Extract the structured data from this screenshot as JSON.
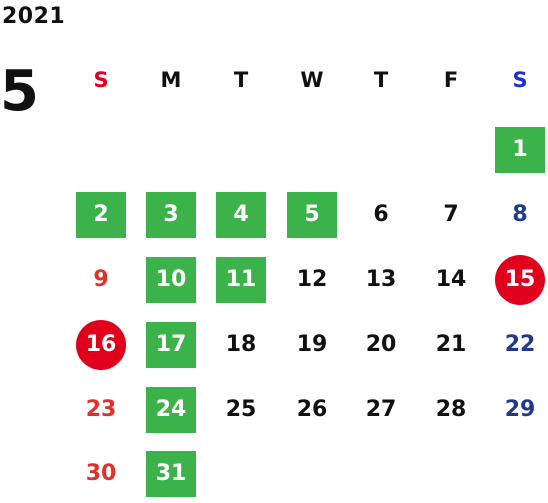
{
  "header": {
    "year": "2021",
    "month": "5"
  },
  "weekdays": [
    "S",
    "M",
    "T",
    "W",
    "T",
    "F",
    "S"
  ],
  "colors": {
    "sunday_header": "#e0001d",
    "saturday_header": "#1d2fd1",
    "sunday_number": "#e0312c",
    "saturday_number": "#1f3a8c",
    "weekday_number": "#111111",
    "highlight_green": "#3cb34a",
    "holiday_red": "#e0001d"
  },
  "days": [
    {
      "label": "1",
      "style": "green"
    },
    {
      "label": "2",
      "style": "green"
    },
    {
      "label": "3",
      "style": "green"
    },
    {
      "label": "4",
      "style": "green"
    },
    {
      "label": "5",
      "style": "green"
    },
    {
      "label": "6",
      "style": "plain"
    },
    {
      "label": "7",
      "style": "plain"
    },
    {
      "label": "8",
      "style": "sat"
    },
    {
      "label": "9",
      "style": "sun"
    },
    {
      "label": "10",
      "style": "green"
    },
    {
      "label": "11",
      "style": "green"
    },
    {
      "label": "12",
      "style": "plain"
    },
    {
      "label": "13",
      "style": "plain"
    },
    {
      "label": "14",
      "style": "plain"
    },
    {
      "label": "15",
      "style": "circle"
    },
    {
      "label": "16",
      "style": "circle"
    },
    {
      "label": "17",
      "style": "green"
    },
    {
      "label": "18",
      "style": "plain"
    },
    {
      "label": "19",
      "style": "plain"
    },
    {
      "label": "20",
      "style": "plain"
    },
    {
      "label": "21",
      "style": "plain"
    },
    {
      "label": "22",
      "style": "sat"
    },
    {
      "label": "23",
      "style": "sun"
    },
    {
      "label": "24",
      "style": "green"
    },
    {
      "label": "25",
      "style": "plain"
    },
    {
      "label": "26",
      "style": "plain"
    },
    {
      "label": "27",
      "style": "plain"
    },
    {
      "label": "28",
      "style": "plain"
    },
    {
      "label": "29",
      "style": "sat"
    },
    {
      "label": "30",
      "style": "sun"
    },
    {
      "label": "31",
      "style": "green"
    }
  ]
}
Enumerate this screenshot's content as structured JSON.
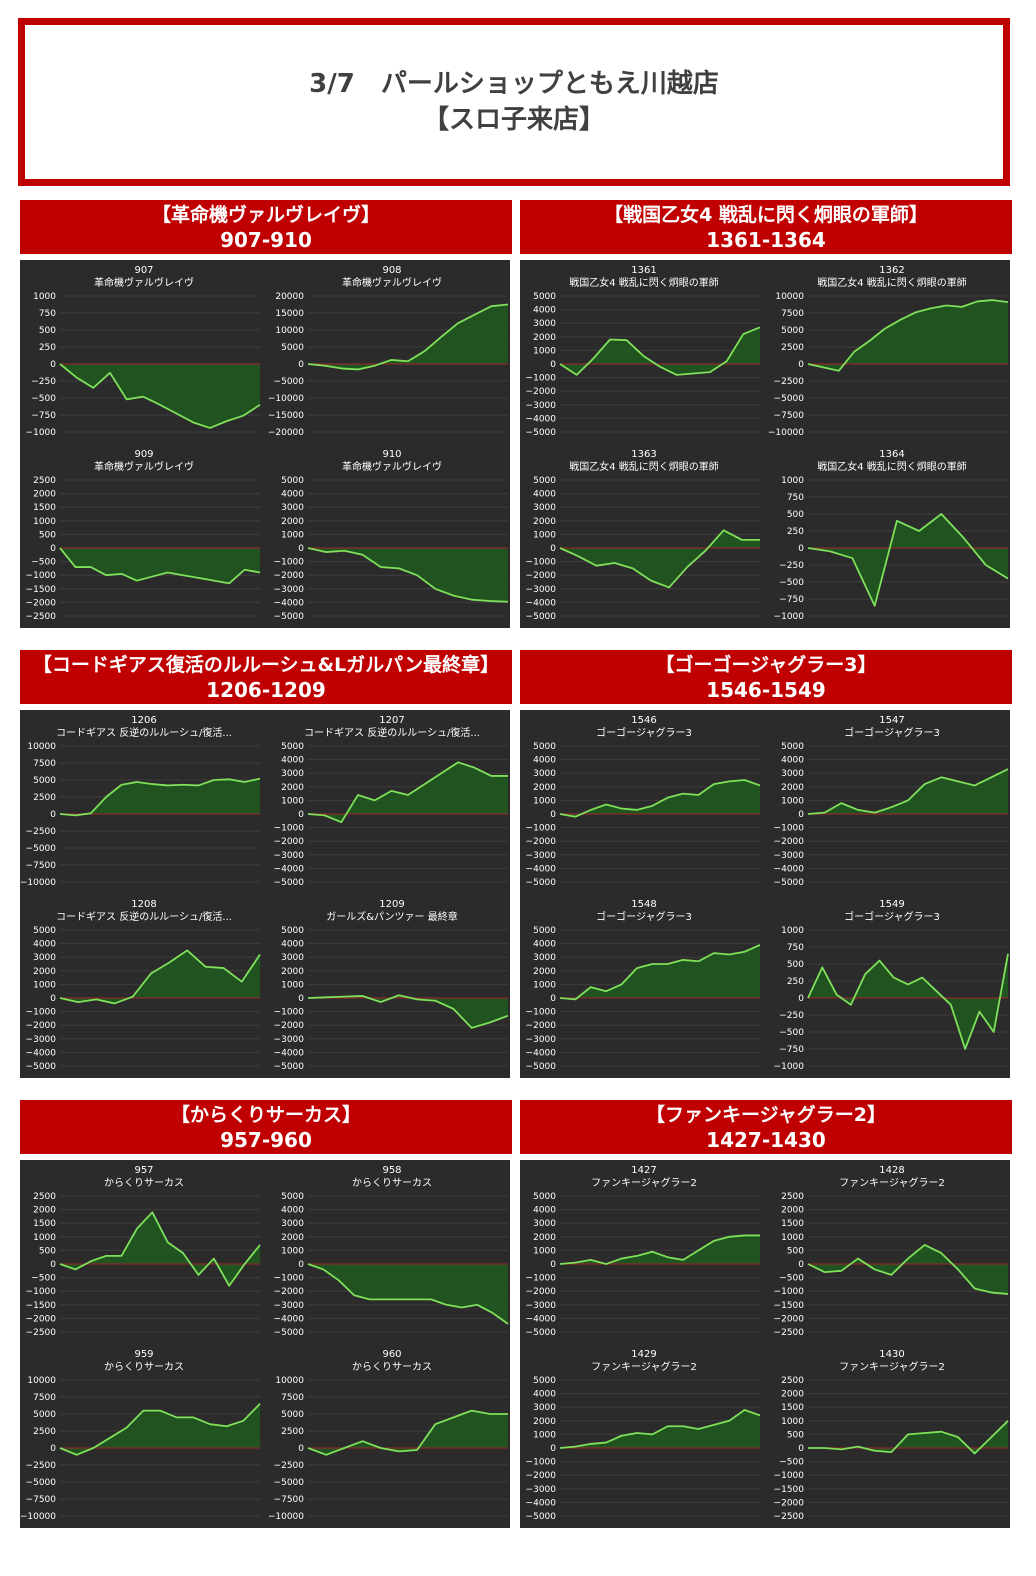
{
  "page": {
    "title_line1": "3/7　パールショップともえ川越店",
    "title_line2": "【スロ子来店】"
  },
  "sections": [
    {
      "title": "【革命機ヴァルヴレイヴ】",
      "range": "907-910"
    },
    {
      "title": "【戦国乙女4 戦乱に閃く炯眼の軍師】",
      "range": "1361-1364"
    },
    {
      "title": "【コードギアス復活のルルーシュ&Lガルパン最終章】",
      "range": "1206-1209"
    },
    {
      "title": "【ゴーゴージャグラー3】",
      "range": "1546-1549"
    },
    {
      "title": "【からくりサーカス】",
      "range": "957-960"
    },
    {
      "title": "【ファンキージャグラー2】",
      "range": "1427-1430"
    }
  ],
  "colors": {
    "accent_red": "#c00000",
    "panel_bg": "#2b2b2b",
    "line": "#7fe05a",
    "fill": "#1f5a1f",
    "zero_line": "#8a2a2a",
    "text": "#ffffff"
  },
  "chart_data": [
    {
      "type": "area",
      "section": 0,
      "number": "907",
      "name": "革命機ヴァルヴレイヴ",
      "yticks": [
        1000,
        750,
        500,
        250,
        0,
        -250,
        -500,
        -750,
        -1000
      ],
      "ylim": [
        -1000,
        1000
      ],
      "values": [
        0,
        -200,
        -350,
        -130,
        -520,
        -480,
        -600,
        -730,
        -860,
        -940,
        -840,
        -760,
        -600
      ]
    },
    {
      "type": "area",
      "section": 0,
      "number": "908",
      "name": "革命機ヴァルヴレイヴ",
      "yticks": [
        20000,
        15000,
        10000,
        5000,
        0,
        -5000,
        -10000,
        -15000,
        -20000
      ],
      "ylim": [
        -20000,
        20000
      ],
      "values": [
        0,
        -500,
        -1300,
        -1600,
        -500,
        1200,
        800,
        3800,
        8000,
        12000,
        14500,
        17000,
        17500
      ]
    },
    {
      "type": "area",
      "section": 0,
      "number": "909",
      "name": "革命機ヴァルヴレイヴ",
      "yticks": [
        2500,
        2000,
        1500,
        1000,
        500,
        0,
        -500,
        -1000,
        -1500,
        -2000,
        -2500
      ],
      "ylim": [
        -2500,
        2500
      ],
      "values": [
        0,
        -700,
        -700,
        -1000,
        -950,
        -1200,
        -1050,
        -900,
        -1000,
        -1100,
        -1200,
        -1300,
        -800,
        -900
      ]
    },
    {
      "type": "area",
      "section": 0,
      "number": "910",
      "name": "革命機ヴァルヴレイヴ",
      "yticks": [
        5000,
        4000,
        3000,
        2000,
        1000,
        0,
        -1000,
        -2000,
        -3000,
        -4000,
        -5000
      ],
      "ylim": [
        -5000,
        5000
      ],
      "values": [
        0,
        -300,
        -200,
        -500,
        -1400,
        -1500,
        -2000,
        -3000,
        -3500,
        -3800,
        -3900,
        -3950
      ]
    },
    {
      "type": "area",
      "section": 1,
      "number": "1361",
      "name": "戦国乙女4 戦乱に閃く炯眼の軍師",
      "yticks": [
        5000,
        4000,
        3000,
        2000,
        1000,
        0,
        -1000,
        -2000,
        -3000,
        -4000,
        -5000
      ],
      "ylim": [
        -5000,
        5000
      ],
      "values": [
        0,
        -800,
        400,
        1800,
        1750,
        600,
        -200,
        -800,
        -700,
        -600,
        200,
        2200,
        2700
      ]
    },
    {
      "type": "area",
      "section": 1,
      "number": "1362",
      "name": "戦国乙女4 戦乱に閃く炯眼の軍師",
      "yticks": [
        10000,
        7500,
        5000,
        2500,
        0,
        -2500,
        -5000,
        -7500,
        -10000
      ],
      "ylim": [
        -10000,
        10000
      ],
      "values": [
        0,
        -500,
        -1000,
        1800,
        3400,
        5200,
        6500,
        7600,
        8200,
        8600,
        8400,
        9200,
        9400,
        9100
      ]
    },
    {
      "type": "area",
      "section": 1,
      "number": "1363",
      "name": "戦国乙女4 戦乱に閃く炯眼の軍師",
      "yticks": [
        5000,
        4000,
        3000,
        2000,
        1000,
        0,
        -1000,
        -2000,
        -3000,
        -4000,
        -5000
      ],
      "ylim": [
        -5000,
        5000
      ],
      "values": [
        0,
        -600,
        -1300,
        -1100,
        -1500,
        -2400,
        -2900,
        -1400,
        -200,
        1300,
        600,
        600
      ]
    },
    {
      "type": "area",
      "section": 1,
      "number": "1364",
      "name": "戦国乙女4 戦乱に閃く炯眼の軍師",
      "yticks": [
        1000,
        750,
        500,
        250,
        0,
        -250,
        -500,
        -750,
        -1000
      ],
      "ylim": [
        -1000,
        1000
      ],
      "values": [
        0,
        -50,
        -150,
        -850,
        400,
        250,
        500,
        150,
        -250,
        -450
      ]
    },
    {
      "type": "area",
      "section": 2,
      "number": "1206",
      "name": "コードギアス 反逆のルルーシュ/復活...",
      "yticks": [
        10000,
        7500,
        5000,
        2500,
        0,
        -2500,
        -5000,
        -7500,
        -10000
      ],
      "ylim": [
        -10000,
        10000
      ],
      "values": [
        0,
        -200,
        100,
        2500,
        4300,
        4700,
        4400,
        4200,
        4300,
        4200,
        5000,
        5100,
        4700,
        5200
      ]
    },
    {
      "type": "area",
      "section": 2,
      "number": "1207",
      "name": "コードギアス 反逆のルルーシュ/復活...",
      "yticks": [
        5000,
        4000,
        3000,
        2000,
        1000,
        0,
        -1000,
        -2000,
        -3000,
        -4000,
        -5000
      ],
      "ylim": [
        -5000,
        5000
      ],
      "values": [
        0,
        -100,
        -600,
        1400,
        1000,
        1700,
        1400,
        2200,
        3000,
        3800,
        3400,
        2800,
        2800
      ]
    },
    {
      "type": "area",
      "section": 2,
      "number": "1208",
      "name": "コードギアス 反逆のルルーシュ/復活...",
      "yticks": [
        5000,
        4000,
        3000,
        2000,
        1000,
        0,
        -1000,
        -2000,
        -3000,
        -4000,
        -5000
      ],
      "ylim": [
        -5000,
        5000
      ],
      "values": [
        0,
        -300,
        -100,
        -400,
        100,
        1800,
        2600,
        3500,
        2300,
        2200,
        1200,
        3200
      ]
    },
    {
      "type": "area",
      "section": 2,
      "number": "1209",
      "name": "ガールズ&パンツァー 最終章",
      "yticks": [
        5000,
        4000,
        3000,
        2000,
        1000,
        0,
        -1000,
        -2000,
        -3000,
        -4000,
        -5000
      ],
      "ylim": [
        -5000,
        5000
      ],
      "values": [
        0,
        50,
        100,
        150,
        -300,
        200,
        -100,
        -200,
        -800,
        -2200,
        -1800,
        -1300
      ]
    },
    {
      "type": "area",
      "section": 3,
      "number": "1546",
      "name": "ゴーゴージャグラー3",
      "yticks": [
        5000,
        4000,
        3000,
        2000,
        1000,
        0,
        -1000,
        -2000,
        -3000,
        -4000,
        -5000
      ],
      "ylim": [
        -5000,
        5000
      ],
      "values": [
        0,
        -200,
        300,
        700,
        400,
        300,
        600,
        1200,
        1500,
        1400,
        2200,
        2400,
        2500,
        2100
      ]
    },
    {
      "type": "area",
      "section": 3,
      "number": "1547",
      "name": "ゴーゴージャグラー3",
      "yticks": [
        5000,
        4000,
        3000,
        2000,
        1000,
        0,
        -1000,
        -2000,
        -3000,
        -4000,
        -5000
      ],
      "ylim": [
        -5000,
        5000
      ],
      "values": [
        0,
        100,
        800,
        300,
        100,
        500,
        1000,
        2200,
        2700,
        2400,
        2100,
        2700,
        3300
      ]
    },
    {
      "type": "area",
      "section": 3,
      "number": "1548",
      "name": "ゴーゴージャグラー3",
      "yticks": [
        5000,
        4000,
        3000,
        2000,
        1000,
        0,
        -1000,
        -2000,
        -3000,
        -4000,
        -5000
      ],
      "ylim": [
        -5000,
        5000
      ],
      "values": [
        0,
        -100,
        800,
        500,
        1000,
        2200,
        2500,
        2500,
        2800,
        2700,
        3300,
        3200,
        3400,
        3900
      ]
    },
    {
      "type": "area",
      "section": 3,
      "number": "1549",
      "name": "ゴーゴージャグラー3",
      "yticks": [
        1000,
        750,
        500,
        250,
        0,
        -250,
        -500,
        -750,
        -1000
      ],
      "ylim": [
        -1000,
        1000
      ],
      "values": [
        0,
        450,
        50,
        -100,
        350,
        550,
        300,
        200,
        300,
        100,
        -100,
        -750,
        -200,
        -500,
        650
      ]
    },
    {
      "type": "area",
      "section": 4,
      "number": "957",
      "name": "からくりサーカス",
      "yticks": [
        2500,
        2000,
        1500,
        1000,
        500,
        0,
        -500,
        -1000,
        -1500,
        -2000,
        -2500
      ],
      "ylim": [
        -2500,
        2500
      ],
      "values": [
        0,
        -200,
        100,
        300,
        300,
        1300,
        1900,
        800,
        400,
        -400,
        200,
        -800,
        0,
        700
      ]
    },
    {
      "type": "area",
      "section": 4,
      "number": "958",
      "name": "からくりサーカス",
      "yticks": [
        5000,
        4000,
        3000,
        2000,
        1000,
        0,
        -1000,
        -2000,
        -3000,
        -4000,
        -5000
      ],
      "ylim": [
        -5000,
        5000
      ],
      "values": [
        0,
        -400,
        -1200,
        -2300,
        -2600,
        -2600,
        -2600,
        -2600,
        -2600,
        -3000,
        -3200,
        -3000,
        -3600,
        -4400
      ]
    },
    {
      "type": "area",
      "section": 4,
      "number": "959",
      "name": "からくりサーカス",
      "yticks": [
        10000,
        7500,
        5000,
        2500,
        0,
        -2500,
        -5000,
        -7500,
        -10000
      ],
      "ylim": [
        -10000,
        10000
      ],
      "values": [
        0,
        -1000,
        0,
        1500,
        3000,
        5500,
        5500,
        4500,
        4500,
        3500,
        3200,
        4000,
        6500
      ]
    },
    {
      "type": "area",
      "section": 4,
      "number": "960",
      "name": "からくりサーカス",
      "yticks": [
        10000,
        7500,
        5000,
        2500,
        0,
        -2500,
        -5000,
        -7500,
        -10000
      ],
      "ylim": [
        -10000,
        10000
      ],
      "values": [
        0,
        -1000,
        0,
        1000,
        0,
        -500,
        -300,
        3500,
        4500,
        5500,
        5000,
        5000
      ]
    },
    {
      "type": "area",
      "section": 5,
      "number": "1427",
      "name": "ファンキージャグラー2",
      "yticks": [
        5000,
        4000,
        3000,
        2000,
        1000,
        0,
        -1000,
        -2000,
        -3000,
        -4000,
        -5000
      ],
      "ylim": [
        -5000,
        5000
      ],
      "values": [
        0,
        100,
        300,
        0,
        400,
        600,
        900,
        500,
        300,
        1000,
        1700,
        2000,
        2100,
        2100
      ]
    },
    {
      "type": "area",
      "section": 5,
      "number": "1428",
      "name": "ファンキージャグラー2",
      "yticks": [
        2500,
        2000,
        1500,
        1000,
        500,
        0,
        -500,
        -1000,
        -1500,
        -2000,
        -2500
      ],
      "ylim": [
        -2500,
        2500
      ],
      "values": [
        0,
        -300,
        -250,
        200,
        -200,
        -400,
        200,
        700,
        400,
        -200,
        -900,
        -1050,
        -1100
      ]
    },
    {
      "type": "area",
      "section": 5,
      "number": "1429",
      "name": "ファンキージャグラー2",
      "yticks": [
        5000,
        4000,
        3000,
        2000,
        1000,
        0,
        -1000,
        -2000,
        -3000,
        -4000,
        -5000
      ],
      "ylim": [
        -5000,
        5000
      ],
      "values": [
        0,
        100,
        300,
        400,
        900,
        1100,
        1000,
        1600,
        1600,
        1400,
        1700,
        2000,
        2800,
        2400
      ]
    },
    {
      "type": "area",
      "section": 5,
      "number": "1430",
      "name": "ファンキージャグラー2",
      "yticks": [
        2500,
        2000,
        1500,
        1000,
        500,
        0,
        -500,
        -1000,
        -1500,
        -2000,
        -2500
      ],
      "ylim": [
        -2500,
        2500
      ],
      "values": [
        0,
        0,
        -50,
        50,
        -100,
        -150,
        500,
        550,
        600,
        400,
        -200,
        400,
        1000
      ]
    }
  ]
}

▶ **Exercise goal**
Track down every line of the material containing the string "JSON", and copy it.

▶ **Exercise solution**
Extract the structured data from this screenshot as JSON.
Enumerate this screenshot's content as structured JSON.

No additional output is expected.